Exercise details | Reproduce each line of the material exactly, minus any picture.

Records for this task |

========

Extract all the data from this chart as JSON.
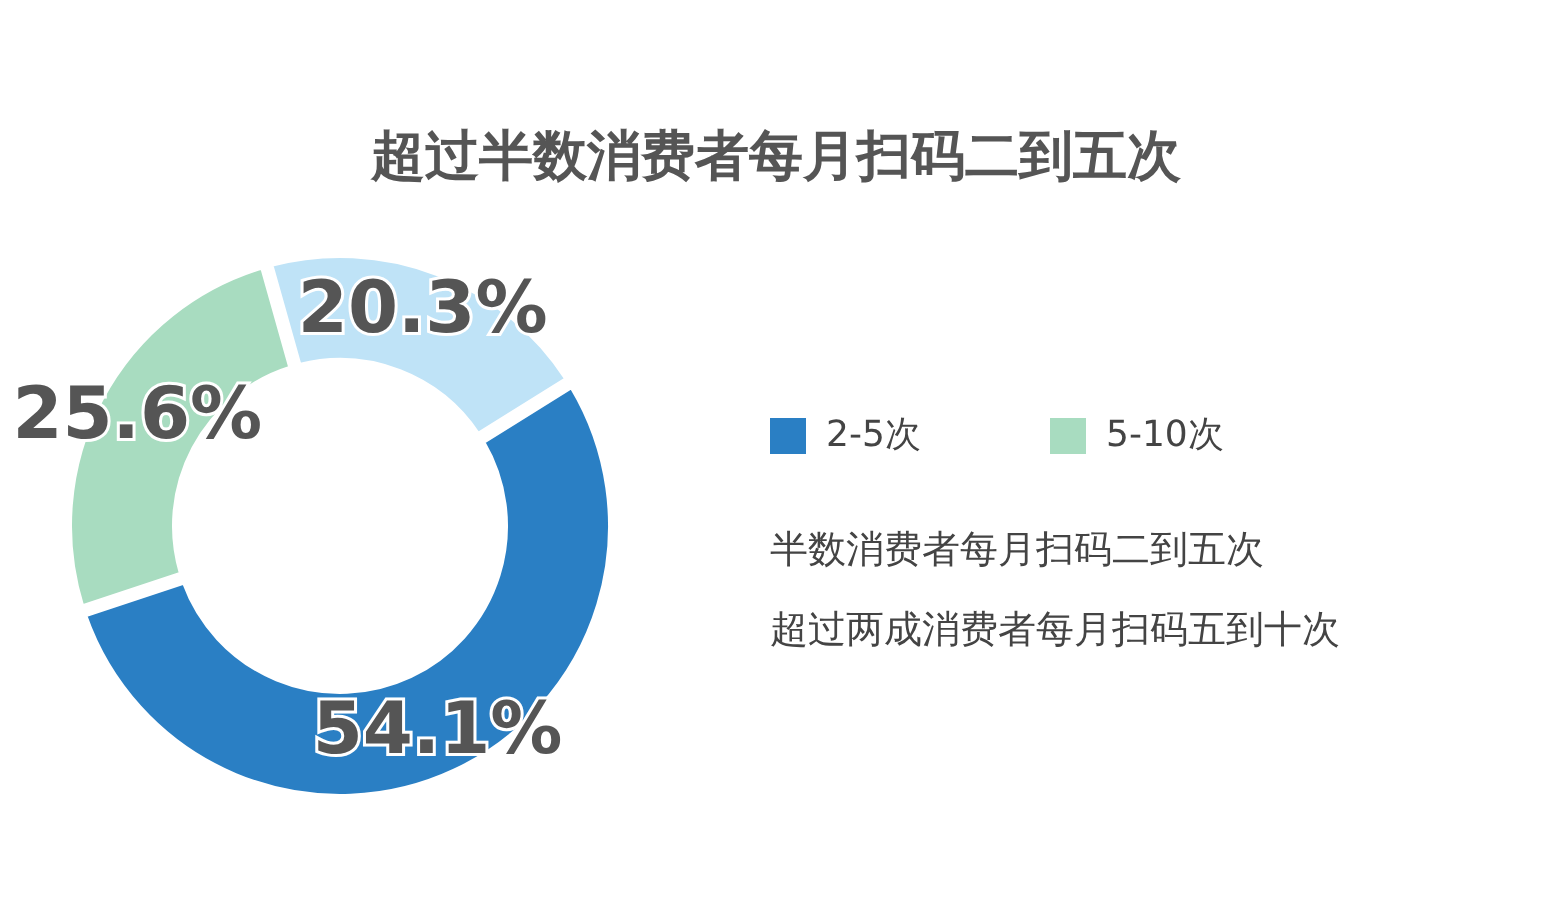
{
  "chart_data": {
    "type": "donut",
    "title": "超过半数消费者每月扫码二到五次",
    "categories": [
      "2-5次",
      "5-10次",
      null
    ],
    "values": [
      54.1,
      25.6,
      20.3
    ],
    "colors": [
      "#2a7fc4",
      "#a8dcc0",
      "#bfe3f7"
    ],
    "value_labels": [
      "54.1%",
      "25.6%",
      "20.3%"
    ],
    "legend": "right",
    "annotations": [
      "半数消费者每月扫码二到五次",
      "超过两成消费者每月扫码五到十次"
    ]
  }
}
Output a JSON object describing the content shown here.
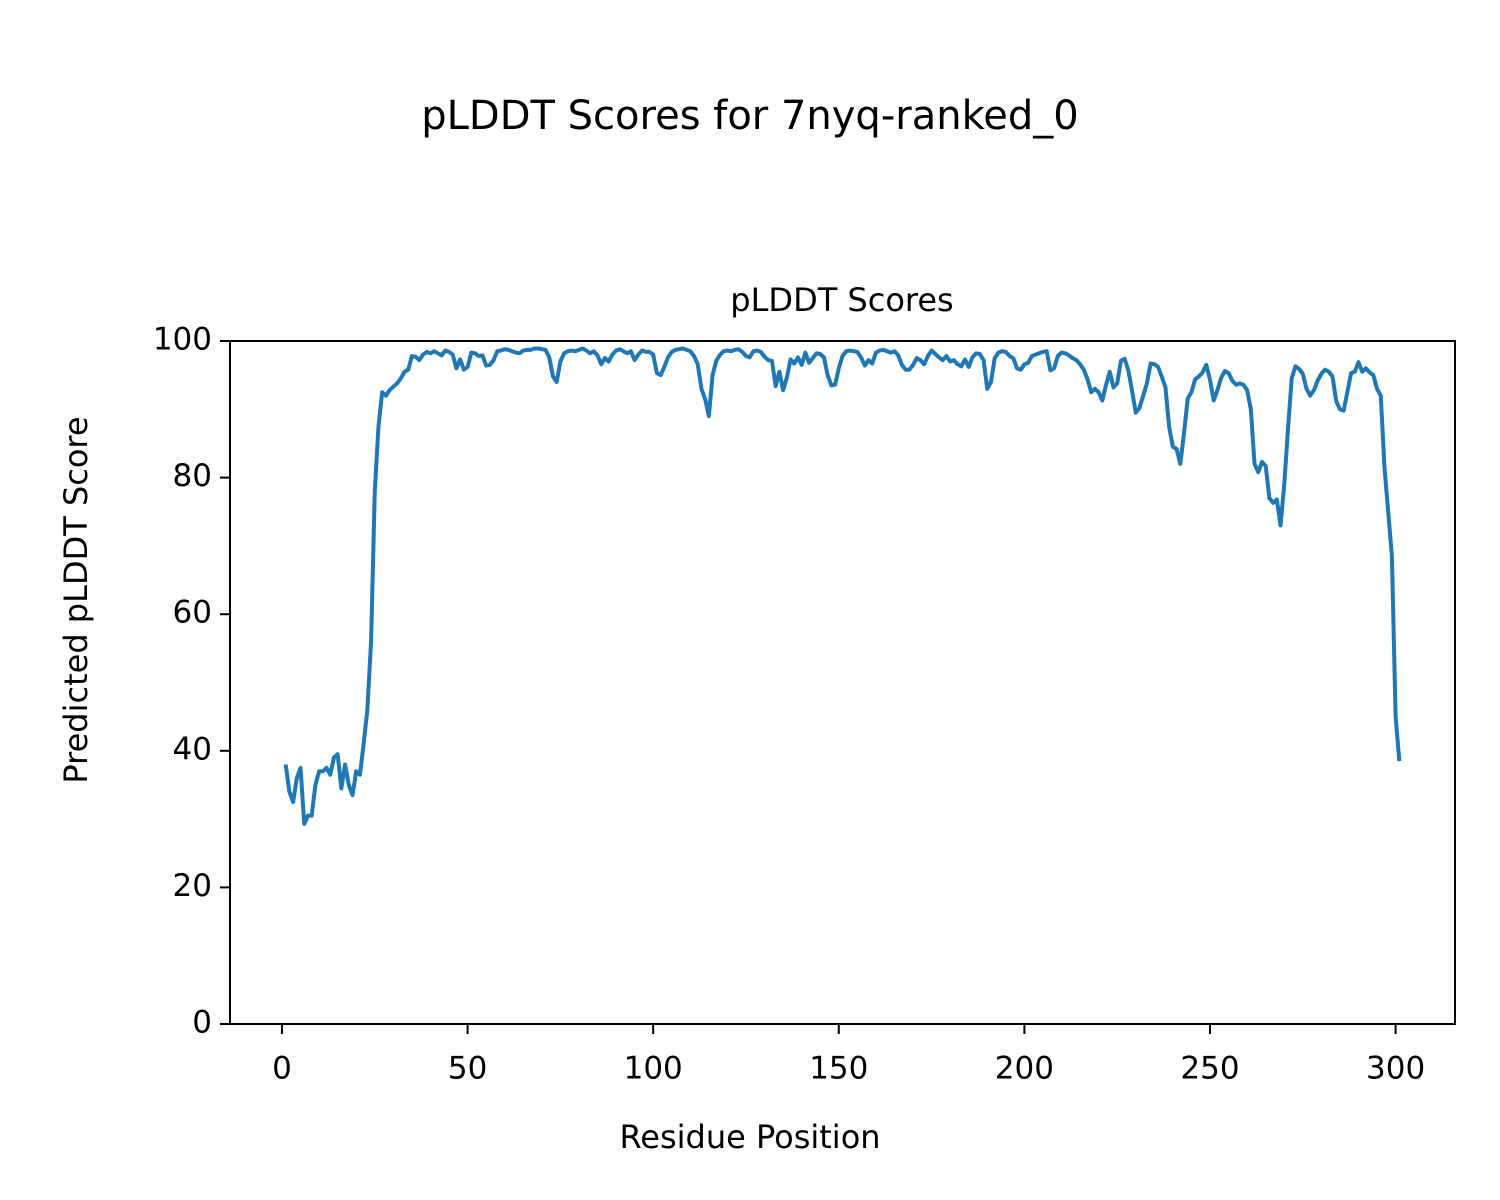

========

The solution |
Extract all the data from this chart as JSON.
{
  "chart_data": {
    "type": "donut",
    "title": "超过半数消费者每月扫码二到五次",
    "categories": [
      "2-5次",
      "5-10次",
      null
    ],
    "values": [
      54.1,
      25.6,
      20.3
    ],
    "colors": [
      "#2a7fc4",
      "#a8dcc0",
      "#bfe3f7"
    ],
    "value_labels": [
      "54.1%",
      "25.6%",
      "20.3%"
    ],
    "legend": "right",
    "annotations": [
      "半数消费者每月扫码二到五次",
      "超过两成消费者每月扫码五到十次"
    ]
  }
}
Output a JSON object describing the content shown here.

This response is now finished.